# Task directions
Identify all lines of the data containing the string "JSON" and copy them.

[Begin Given records]

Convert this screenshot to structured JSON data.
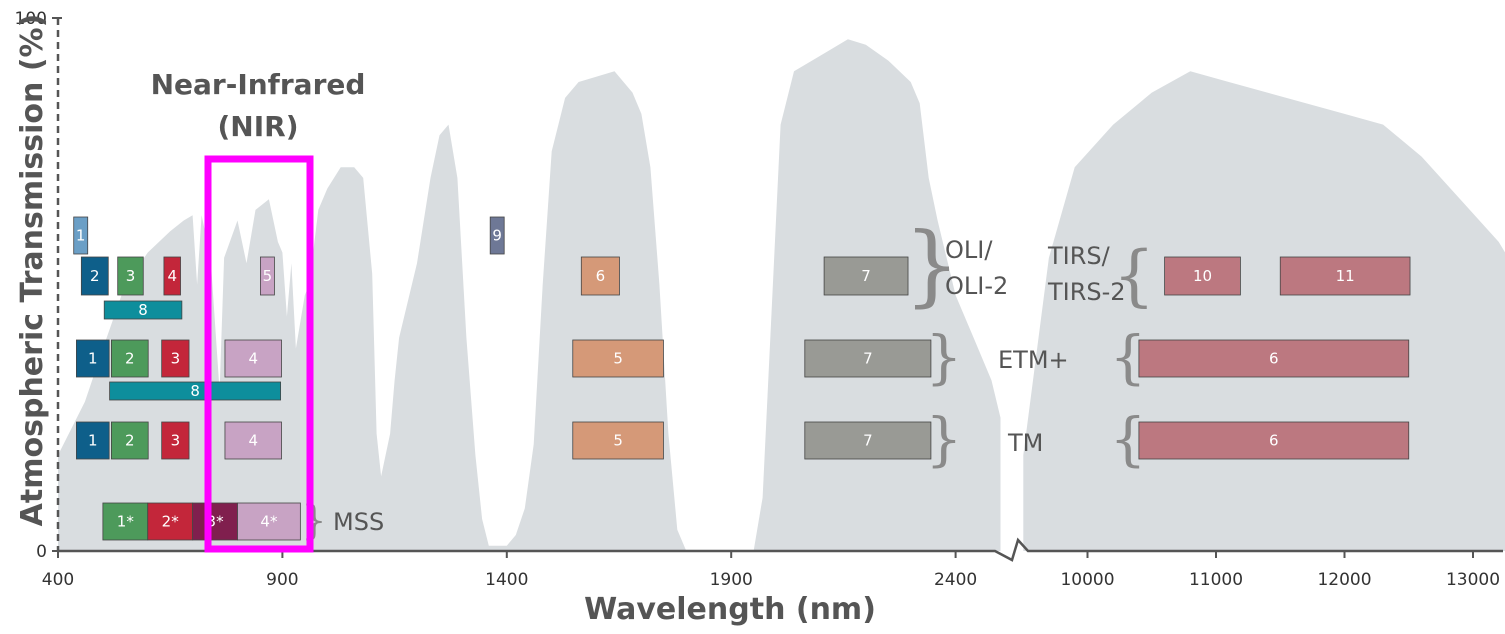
{
  "chart_data": {
    "type": "area",
    "xlabel": "Wavelength (nm)",
    "ylabel": "Atmospheric Transmission (%)",
    "ylim": [
      0,
      100
    ],
    "y_ticks": [
      "100",
      "0"
    ],
    "x_ticks": [
      "400",
      "900",
      "1400",
      "1900",
      "2400",
      "10000",
      "11000",
      "12000",
      "13000"
    ],
    "region_label": [
      "Near-Infrared",
      "(NIR)"
    ],
    "highlight_color": "#ff00ff",
    "transmission_color": "#d9dde0",
    "transmission": {
      "segment1_nm": [
        [
          400,
          18
        ],
        [
          430,
          23
        ],
        [
          460,
          28
        ],
        [
          500,
          38
        ],
        [
          550,
          50
        ],
        [
          600,
          56
        ],
        [
          650,
          60
        ],
        [
          680,
          62
        ],
        [
          700,
          63
        ],
        [
          710,
          50
        ],
        [
          720,
          63
        ],
        [
          740,
          55
        ],
        [
          760,
          30
        ],
        [
          770,
          55
        ],
        [
          800,
          62
        ],
        [
          820,
          54
        ],
        [
          840,
          64
        ],
        [
          870,
          66
        ],
        [
          890,
          58
        ],
        [
          900,
          56
        ],
        [
          910,
          44
        ],
        [
          920,
          54
        ],
        [
          930,
          38
        ],
        [
          950,
          48
        ],
        [
          960,
          50
        ],
        [
          980,
          64
        ],
        [
          1000,
          68
        ],
        [
          1030,
          72
        ],
        [
          1060,
          72
        ],
        [
          1080,
          70
        ],
        [
          1100,
          52
        ],
        [
          1110,
          22
        ],
        [
          1120,
          14
        ],
        [
          1140,
          22
        ],
        [
          1150,
          32
        ],
        [
          1160,
          40
        ],
        [
          1200,
          54
        ],
        [
          1230,
          70
        ],
        [
          1250,
          78
        ],
        [
          1270,
          80
        ],
        [
          1290,
          70
        ],
        [
          1310,
          40
        ],
        [
          1330,
          18
        ],
        [
          1345,
          6
        ],
        [
          1360,
          1
        ],
        [
          1400,
          1
        ],
        [
          1420,
          3
        ],
        [
          1440,
          8
        ],
        [
          1460,
          20
        ],
        [
          1480,
          50
        ],
        [
          1500,
          75
        ],
        [
          1530,
          85
        ],
        [
          1560,
          88
        ],
        [
          1600,
          89
        ],
        [
          1640,
          90
        ],
        [
          1680,
          86
        ],
        [
          1700,
          82
        ],
        [
          1720,
          72
        ],
        [
          1740,
          50
        ],
        [
          1760,
          22
        ],
        [
          1780,
          4
        ],
        [
          1800,
          0
        ],
        [
          1950,
          0
        ],
        [
          1970,
          10
        ],
        [
          1990,
          45
        ],
        [
          2010,
          80
        ],
        [
          2040,
          90
        ],
        [
          2080,
          92
        ],
        [
          2120,
          94
        ],
        [
          2160,
          96
        ],
        [
          2200,
          95
        ],
        [
          2250,
          92
        ],
        [
          2300,
          88
        ],
        [
          2320,
          84
        ],
        [
          2340,
          70
        ],
        [
          2360,
          62
        ],
        [
          2380,
          55
        ],
        [
          2400,
          48
        ],
        [
          2440,
          40
        ],
        [
          2480,
          32
        ],
        [
          2500,
          25
        ]
      ],
      "segment2_um": [
        [
          9.5,
          18
        ],
        [
          9.7,
          55
        ],
        [
          9.9,
          72
        ],
        [
          10.2,
          80
        ],
        [
          10.5,
          86
        ],
        [
          10.8,
          90
        ],
        [
          11.1,
          88
        ],
        [
          11.4,
          86
        ],
        [
          11.7,
          84
        ],
        [
          12.0,
          82
        ],
        [
          12.3,
          80
        ],
        [
          12.6,
          74
        ],
        [
          12.9,
          66
        ],
        [
          13.2,
          58
        ],
        [
          13.4,
          50
        ]
      ]
    },
    "sensors": [
      {
        "name": "OLI/ OLI-2",
        "lines": [
          "OLI/",
          "OLI-2"
        ],
        "bands": [
          {
            "label": "1",
            "range": [
              435,
              451
            ],
            "color": "#6b9fc6",
            "row": "oli_short"
          },
          {
            "label": "9",
            "range": [
              1363,
              1384
            ],
            "color": "#6e7896",
            "row": "oli_short"
          },
          {
            "label": "2",
            "range": [
              452,
              512
            ],
            "color": "#0e5f8a",
            "row": "oli"
          },
          {
            "label": "3",
            "range": [
              533,
              590
            ],
            "color": "#4d9a5b",
            "row": "oli"
          },
          {
            "label": "4",
            "range": [
              636,
              673
            ],
            "color": "#c3263a",
            "row": "oli"
          },
          {
            "label": "5",
            "range": [
              851,
              879
            ],
            "color": "#c8a3c4",
            "row": "oli"
          },
          {
            "label": "6",
            "range": [
              1566,
              1651
            ],
            "color": "#d59978",
            "row": "oli"
          },
          {
            "label": "7",
            "range": [
              2107,
              2294
            ],
            "color": "#999a95",
            "row": "oli"
          },
          {
            "label": "8",
            "range": [
              503,
              676
            ],
            "color": "#0e8e9c",
            "row": "oli_pan"
          }
        ]
      },
      {
        "name": "TIRS/ TIRS-2",
        "lines": [
          "TIRS/",
          "TIRS-2"
        ],
        "bands": [
          {
            "label": "10",
            "range_um": [
              10.6,
              11.19
            ],
            "color": "#bc7880",
            "row": "oli"
          },
          {
            "label": "11",
            "range_um": [
              11.5,
              12.51
            ],
            "color": "#bc7880",
            "row": "oli"
          }
        ]
      },
      {
        "name": "ETM+",
        "bands": [
          {
            "label": "1",
            "range": [
              441,
              514
            ],
            "color": "#0e5f8a",
            "row": "etm"
          },
          {
            "label": "2",
            "range": [
              519,
              601
            ],
            "color": "#4d9a5b",
            "row": "etm"
          },
          {
            "label": "3",
            "range": [
              631,
              692
            ],
            "color": "#c3263a",
            "row": "etm"
          },
          {
            "label": "4",
            "range": [
              772,
              898
            ],
            "color": "#c8a3c4",
            "row": "etm"
          },
          {
            "label": "5",
            "range": [
              1547,
              1749
            ],
            "color": "#d59978",
            "row": "etm"
          },
          {
            "label": "7",
            "range": [
              2064,
              2345
            ],
            "color": "#999a95",
            "row": "etm"
          },
          {
            "label": "6",
            "range_um": [
              10.4,
              12.5
            ],
            "color": "#bc7880",
            "row": "etm"
          },
          {
            "label": "8",
            "range": [
              515,
              896
            ],
            "color": "#0e8e9c",
            "row": "etm_pan"
          }
        ]
      },
      {
        "name": "TM",
        "bands": [
          {
            "label": "1",
            "range": [
              441,
              514
            ],
            "color": "#0e5f8a",
            "row": "tm"
          },
          {
            "label": "2",
            "range": [
              519,
              601
            ],
            "color": "#4d9a5b",
            "row": "tm"
          },
          {
            "label": "3",
            "range": [
              631,
              692
            ],
            "color": "#c3263a",
            "row": "tm"
          },
          {
            "label": "4",
            "range": [
              772,
              898
            ],
            "color": "#c8a3c4",
            "row": "tm"
          },
          {
            "label": "5",
            "range": [
              1547,
              1749
            ],
            "color": "#d59978",
            "row": "tm"
          },
          {
            "label": "7",
            "range": [
              2064,
              2345
            ],
            "color": "#999a95",
            "row": "tm"
          },
          {
            "label": "6",
            "range_um": [
              10.4,
              12.5
            ],
            "color": "#bc7880",
            "row": "tm"
          }
        ]
      },
      {
        "name": "MSS",
        "bands": [
          {
            "label": "1*",
            "range": [
              500,
              600
            ],
            "color": "#4d9a5b",
            "row": "mss"
          },
          {
            "label": "2*",
            "range": [
              600,
              700
            ],
            "color": "#c3263a",
            "row": "mss"
          },
          {
            "label": "3*",
            "range": [
              700,
              800
            ],
            "color": "#801f4e",
            "row": "mss"
          },
          {
            "label": "4*",
            "range": [
              800,
              940
            ],
            "color": "#c8a3c4",
            "row": "mss"
          }
        ]
      }
    ]
  }
}
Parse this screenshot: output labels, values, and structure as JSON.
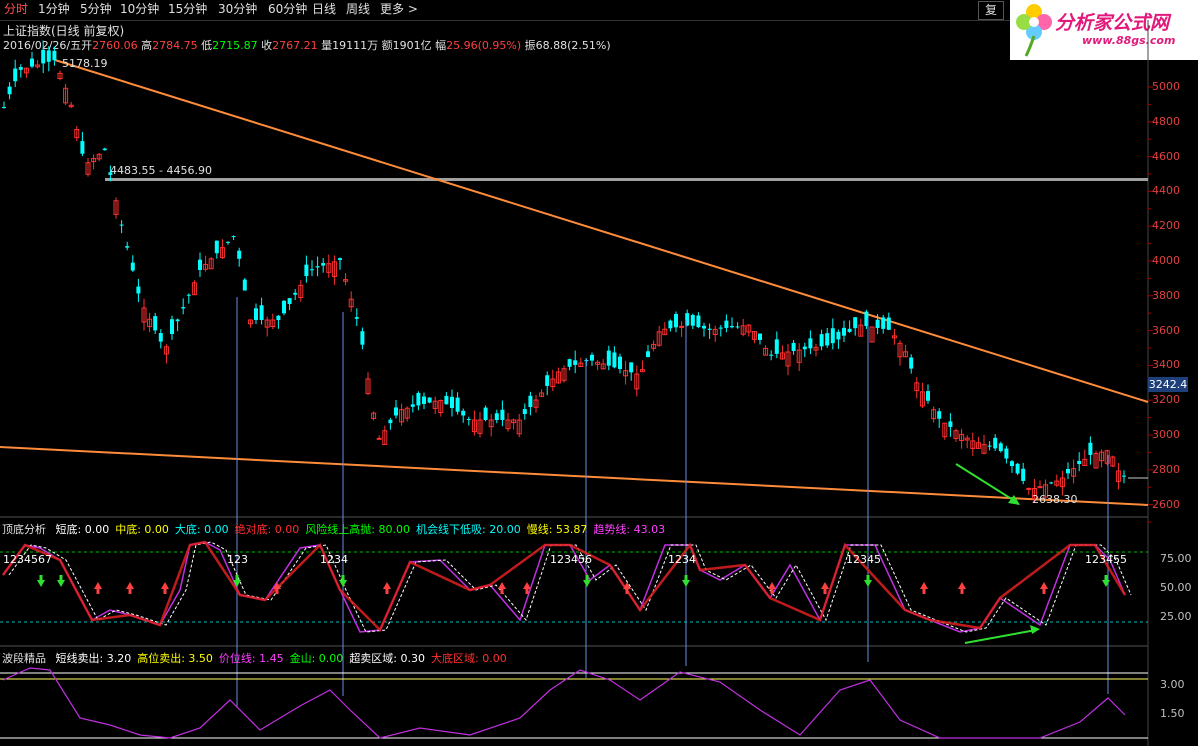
{
  "toolbar": {
    "tabs": [
      "分时",
      "1分钟",
      "5分钟",
      "10分钟",
      "15分钟",
      "30分钟",
      "60分钟",
      "日线",
      "周线",
      "更多 >"
    ],
    "active_tab": "分时",
    "fuquan_label": "复"
  },
  "brand": {
    "name": "分析家公式网",
    "url": "www.88gs.com"
  },
  "info": {
    "title": "上证指数(日线 前复权)",
    "date": "2016/02/26/五",
    "open_label": "开",
    "open": "2760.06",
    "high_label": "高",
    "high": "2784.75",
    "low_label": "低",
    "low": "2715.87",
    "close_label": "收",
    "close": "2767.21",
    "vol_label": "量",
    "vol": "19111万",
    "amt_label": "额",
    "amt": "1901亿",
    "chg_label": "幅",
    "chg": "25.96(0.95%)",
    "amp_label": "振",
    "amp": "68.88(2.51%)"
  },
  "main_chart": {
    "peak_label": "5178.19",
    "level_label": "4483.55 - 4456.90",
    "low_label": "2638.30",
    "current_price": "3242.4",
    "y_ticks": [
      "5000",
      "4800",
      "4600",
      "4400",
      "4200",
      "4000",
      "3800",
      "3600",
      "3400",
      "3200",
      "3000",
      "2800",
      "2600"
    ]
  },
  "osc1": {
    "name": "顶底分析",
    "items": [
      {
        "label": "短底:",
        "value": "0.00",
        "color": "#ffffff"
      },
      {
        "label": "中底:",
        "value": "0.00",
        "color": "#ffff00"
      },
      {
        "label": "大底:",
        "value": "0.00",
        "color": "#00ffff"
      },
      {
        "label": "绝对底:",
        "value": "0.00",
        "color": "#ff3030"
      },
      {
        "label": "风险线上高抛:",
        "value": "80.00",
        "color": "#00ff00"
      },
      {
        "label": "机会线下低吸:",
        "value": "20.00",
        "color": "#00ffff"
      },
      {
        "label": "慢线:",
        "value": "53.87",
        "color": "#ffff00"
      },
      {
        "label": "趋势线:",
        "value": "43.03",
        "color": "#ff40ff"
      }
    ],
    "y_ticks": [
      "75.00",
      "50.00",
      "25.00"
    ],
    "wave_labels": [
      "1234567",
      "123",
      "1234",
      "123456",
      "1234",
      "12345",
      "123455"
    ]
  },
  "osc2": {
    "name": "波段精品",
    "items": [
      {
        "label": "短线卖出:",
        "value": "3.20",
        "color": "#ffffff"
      },
      {
        "label": "高位卖出:",
        "value": "3.50",
        "color": "#ffff00"
      },
      {
        "label": "价位线:",
        "value": "1.45",
        "color": "#ff40ff"
      },
      {
        "label": "金山:",
        "value": "0.00",
        "color": "#00ff00"
      },
      {
        "label": "超卖区域:",
        "value": "0.30",
        "color": "#ffffff"
      },
      {
        "label": "大底区域:",
        "value": "0.00",
        "color": "#ff3030"
      }
    ],
    "y_ticks": [
      "3.00",
      "1.50"
    ]
  },
  "colors": {
    "up": "#ff3030",
    "down": "#00ffff",
    "trend": "#ff8c3a",
    "level": "#a0a0a0"
  }
}
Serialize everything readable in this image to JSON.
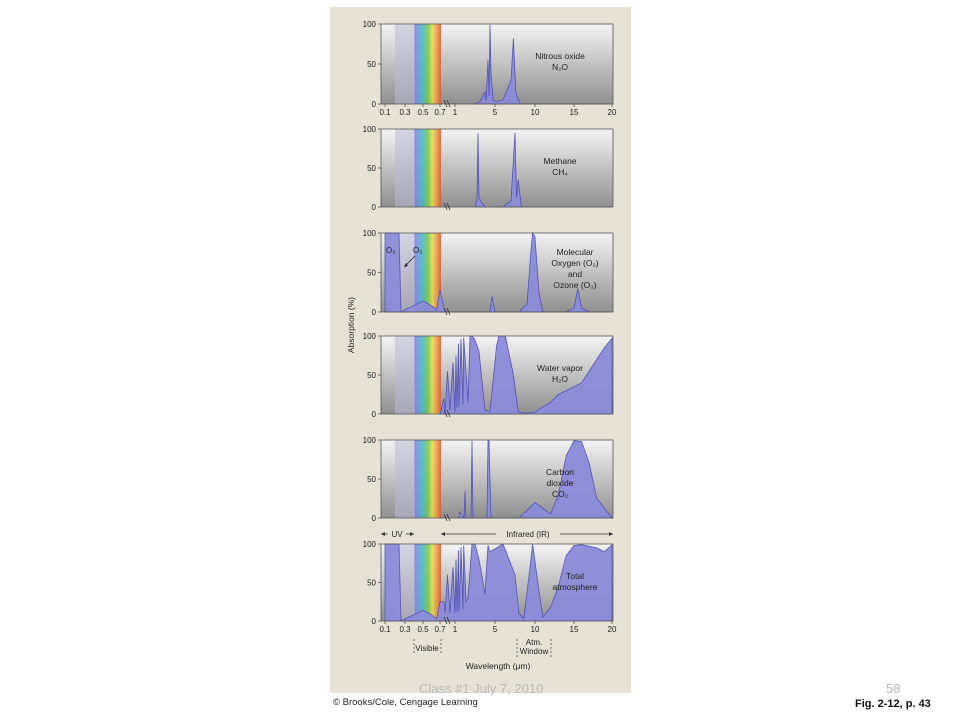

[End Given records]

# Answer below
Convert this screenshot to structured JSON data.
Parse this screenshot: output labels, values, and structure as JSON.
Serialize everything readable in this image to JSON.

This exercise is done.